Using the entries that follow, collect the lines where the word "name" appears.

(Dataset listings of figures)
* * *

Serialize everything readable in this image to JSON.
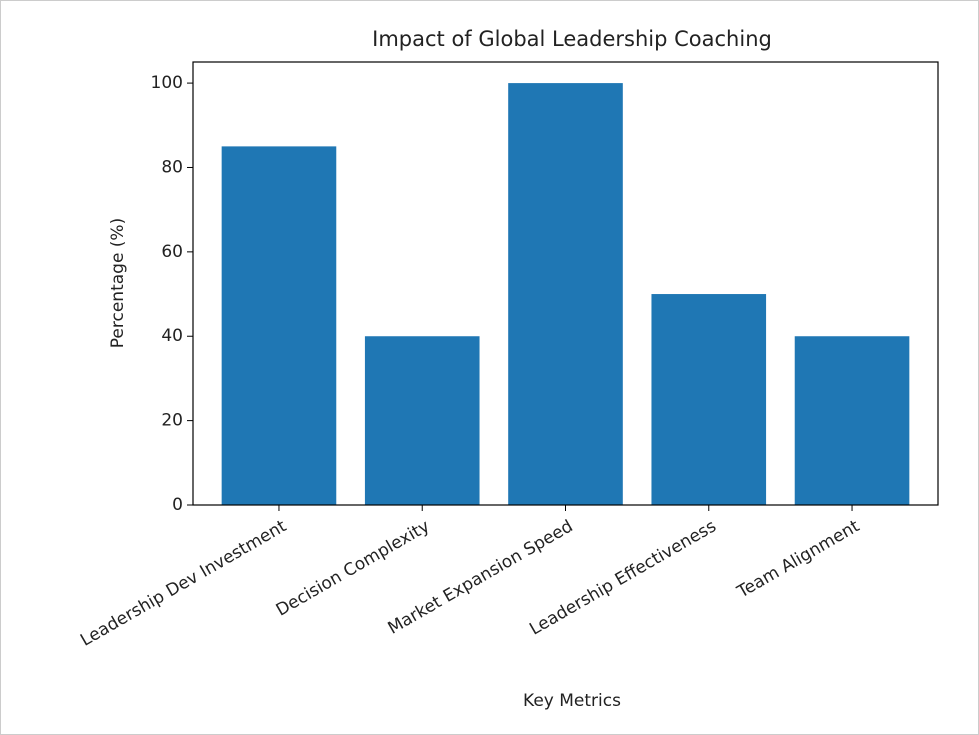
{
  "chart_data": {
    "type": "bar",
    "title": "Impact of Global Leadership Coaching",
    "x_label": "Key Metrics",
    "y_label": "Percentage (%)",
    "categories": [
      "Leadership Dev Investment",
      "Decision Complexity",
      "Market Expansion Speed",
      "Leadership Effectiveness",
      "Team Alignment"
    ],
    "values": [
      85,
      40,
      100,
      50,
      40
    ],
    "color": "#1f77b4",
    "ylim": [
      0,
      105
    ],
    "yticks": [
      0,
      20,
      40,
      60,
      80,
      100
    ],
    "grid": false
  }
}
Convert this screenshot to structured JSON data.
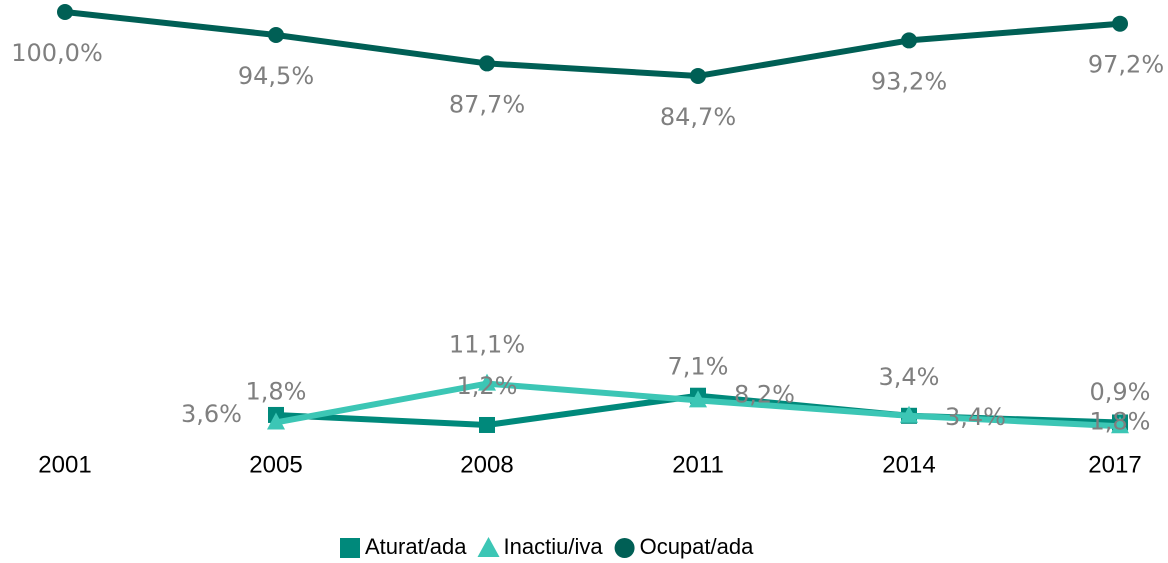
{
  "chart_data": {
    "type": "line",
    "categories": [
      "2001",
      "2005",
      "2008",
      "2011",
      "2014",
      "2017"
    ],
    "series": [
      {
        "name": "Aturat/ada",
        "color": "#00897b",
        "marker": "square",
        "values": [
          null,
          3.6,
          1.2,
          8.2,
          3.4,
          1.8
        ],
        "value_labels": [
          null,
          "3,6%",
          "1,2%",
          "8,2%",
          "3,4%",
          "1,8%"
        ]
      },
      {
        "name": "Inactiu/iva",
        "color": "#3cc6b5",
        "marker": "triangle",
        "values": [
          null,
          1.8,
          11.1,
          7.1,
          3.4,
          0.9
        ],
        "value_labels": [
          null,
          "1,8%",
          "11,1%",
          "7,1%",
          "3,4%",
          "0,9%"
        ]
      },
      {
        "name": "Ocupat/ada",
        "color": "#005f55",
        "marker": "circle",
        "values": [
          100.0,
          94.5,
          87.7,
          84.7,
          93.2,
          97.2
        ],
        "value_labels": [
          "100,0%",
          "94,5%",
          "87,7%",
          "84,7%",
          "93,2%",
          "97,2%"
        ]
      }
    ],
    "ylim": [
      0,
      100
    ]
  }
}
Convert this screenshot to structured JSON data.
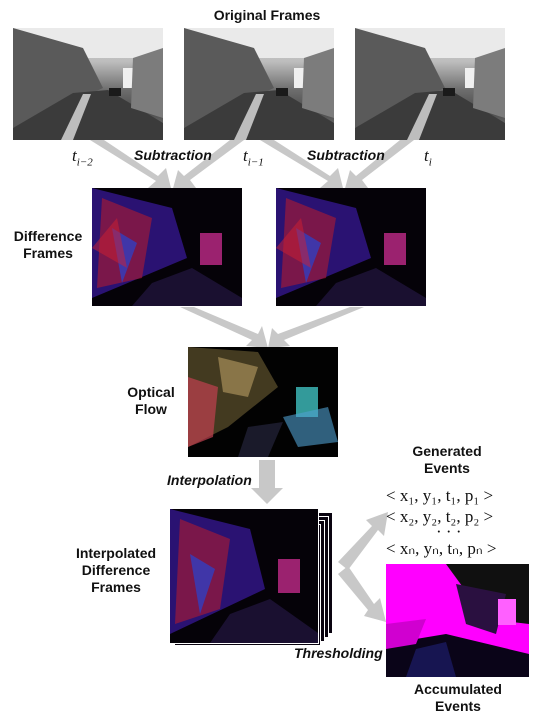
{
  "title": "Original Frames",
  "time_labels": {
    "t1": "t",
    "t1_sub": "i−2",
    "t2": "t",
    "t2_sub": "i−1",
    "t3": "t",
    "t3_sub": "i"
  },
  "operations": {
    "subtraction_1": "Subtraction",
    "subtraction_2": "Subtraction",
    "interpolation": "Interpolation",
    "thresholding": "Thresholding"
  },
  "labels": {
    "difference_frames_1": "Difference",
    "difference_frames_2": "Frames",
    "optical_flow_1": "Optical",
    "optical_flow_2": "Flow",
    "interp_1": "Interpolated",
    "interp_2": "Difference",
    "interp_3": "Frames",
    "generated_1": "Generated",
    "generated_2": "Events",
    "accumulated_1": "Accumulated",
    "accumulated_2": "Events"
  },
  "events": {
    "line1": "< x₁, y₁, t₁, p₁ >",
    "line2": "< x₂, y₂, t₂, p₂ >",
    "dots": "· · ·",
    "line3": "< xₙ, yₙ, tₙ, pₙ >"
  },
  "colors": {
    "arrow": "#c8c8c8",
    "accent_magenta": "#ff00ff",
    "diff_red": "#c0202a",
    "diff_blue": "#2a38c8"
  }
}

* * *

OUTPUT FOR THIS TASK:
        "name": "Aturat/ada",
        "name": "Inactiu/iva",
        "name": "Ocupat/ada",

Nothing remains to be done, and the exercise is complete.